- Brief -
Which lines have the string "number"? Copy all of them from the entries below.

- Dataset records -
——————

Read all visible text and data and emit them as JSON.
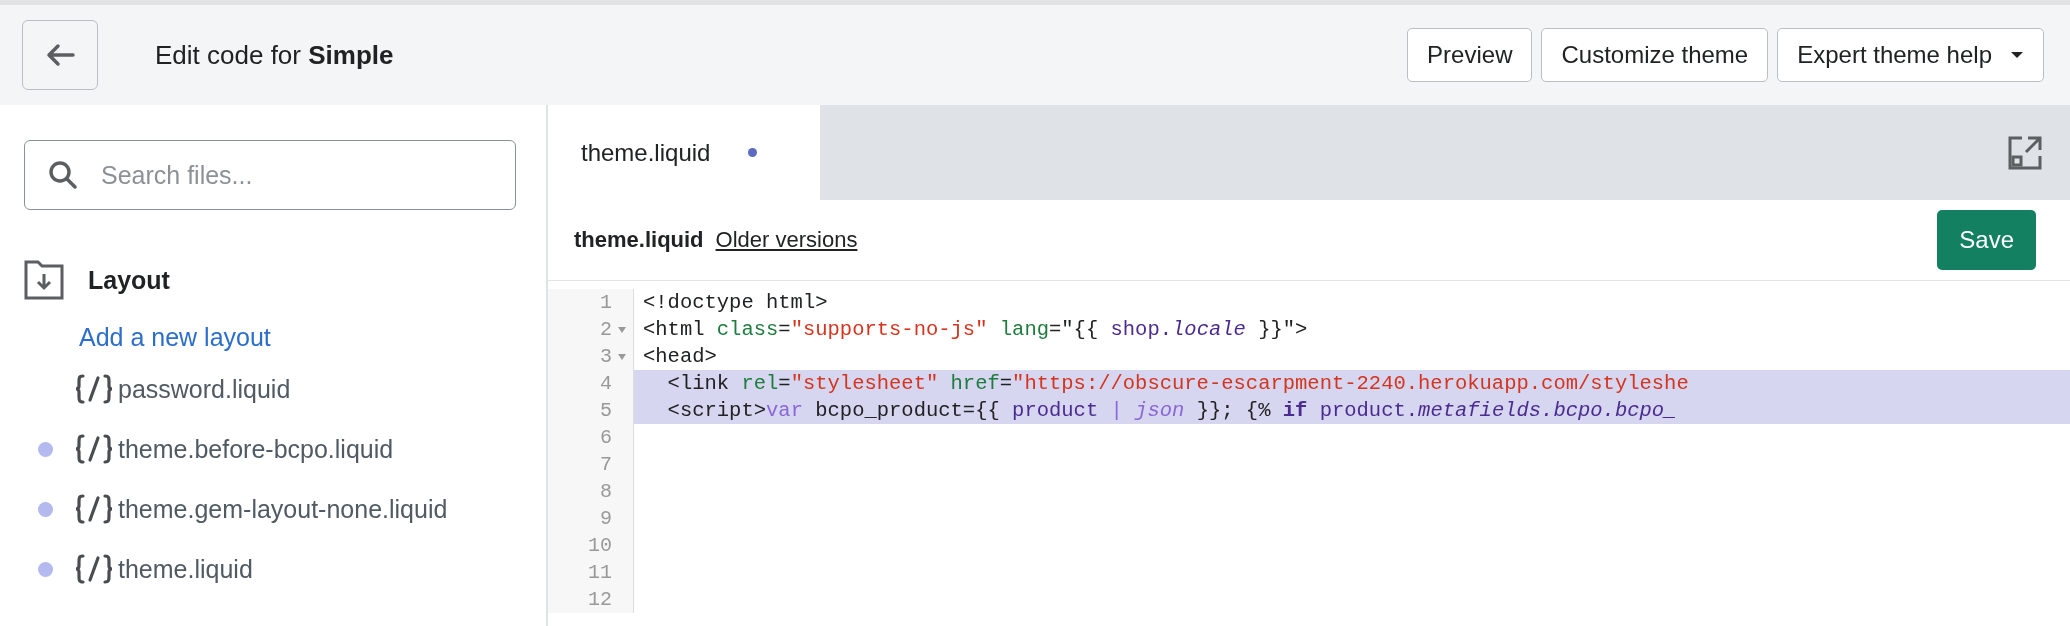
{
  "header": {
    "title": "Edit code for **Simple**",
    "buttons": [
      {
        "label": "Preview",
        "dropdown": false
      },
      {
        "label": "Customize theme",
        "dropdown": false
      },
      {
        "label": "Expert theme help",
        "dropdown": true
      }
    ]
  },
  "sidebar": {
    "search": {
      "placeholder": "Search files..."
    },
    "folder": {
      "name": "Layout",
      "add_link": "Add a new layout",
      "files": [
        {
          "name": "password.liquid",
          "modified": false
        },
        {
          "name": "theme.before-bcpo.liquid",
          "modified": true
        },
        {
          "name": "theme.gem-layout-none.liquid",
          "modified": true
        },
        {
          "name": "theme.liquid",
          "modified": true
        }
      ]
    }
  },
  "editor": {
    "tabs": [
      {
        "label": "theme.liquid",
        "selected": true,
        "unsaved": true
      }
    ],
    "file_name": "theme.liquid",
    "versions_link": "Older versions",
    "save_button": "Save",
    "lines": [
      {
        "number": "1",
        "fold": false,
        "selected": false,
        "tokens": [
          {
            "kind": "plain",
            "text": "<!doctype html>"
          }
        ]
      },
      {
        "number": "2",
        "fold": true,
        "selected": false,
        "tokens": [
          {
            "kind": "plain",
            "text": "<html "
          },
          {
            "kind": "attr",
            "text": "class"
          },
          {
            "kind": "plain",
            "text": "="
          },
          {
            "kind": "string",
            "text": "\"supports-no-js\""
          },
          {
            "kind": "attr",
            "text": " lang"
          },
          {
            "kind": "plain",
            "text": "=\"{{ "
          },
          {
            "kind": "variable",
            "text": "shop."
          },
          {
            "kind": "property",
            "text": "locale"
          },
          {
            "kind": "plain",
            "text": " }}\">"
          }
        ]
      },
      {
        "number": "3",
        "fold": true,
        "selected": false,
        "tokens": [
          {
            "kind": "plain",
            "text": "<head>"
          }
        ]
      },
      {
        "number": "4",
        "fold": false,
        "selected": true,
        "tokens": [
          {
            "kind": "plain",
            "text": "  <link "
          },
          {
            "kind": "attr",
            "text": "rel"
          },
          {
            "kind": "plain",
            "text": "="
          },
          {
            "kind": "string",
            "text": "\"stylesheet\""
          },
          {
            "kind": "attr",
            "text": " href"
          },
          {
            "kind": "plain",
            "text": "="
          },
          {
            "kind": "string",
            "text": "\"https://obscure-escarpment-2240.herokuapp.com/styleshe"
          }
        ]
      },
      {
        "number": "5",
        "fold": false,
        "selected": true,
        "tokens": [
          {
            "kind": "plain",
            "text": "  <script>"
          },
          {
            "kind": "keyword",
            "text": "var"
          },
          {
            "kind": "plain",
            "text": " bcpo_product={{ "
          },
          {
            "kind": "variable",
            "text": "product"
          },
          {
            "kind": "filter",
            "text": " | "
          },
          {
            "kind": "filter",
            "text": "json"
          },
          {
            "kind": "plain",
            "text": " }}; {% "
          },
          {
            "kind": "control",
            "text": "if"
          },
          {
            "kind": "variable",
            "text": " product."
          },
          {
            "kind": "property",
            "text": "metafields.bcpo.bcpo_"
          }
        ]
      },
      {
        "number": "6",
        "fold": false,
        "selected": false
      },
      {
        "number": "7",
        "fold": false,
        "selected": false
      },
      {
        "number": "8",
        "fold": false,
        "selected": false
      },
      {
        "number": "9",
        "fold": false,
        "selected": false
      },
      {
        "number": "10",
        "fold": false,
        "selected": false
      },
      {
        "number": "11",
        "fold": false,
        "selected": false
      },
      {
        "number": "12",
        "fold": false,
        "selected": false
      }
    ]
  }
}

——————

- Problem solution -
        "number": "1",
        "number": "2",
        "number": "3",
        "number": "4",
        "number": "5",
        "number": "6",
        "number": "7",
        "number": "8",
        "number": "9",
        "number": "10",
        "number": "11",
        "number": "12",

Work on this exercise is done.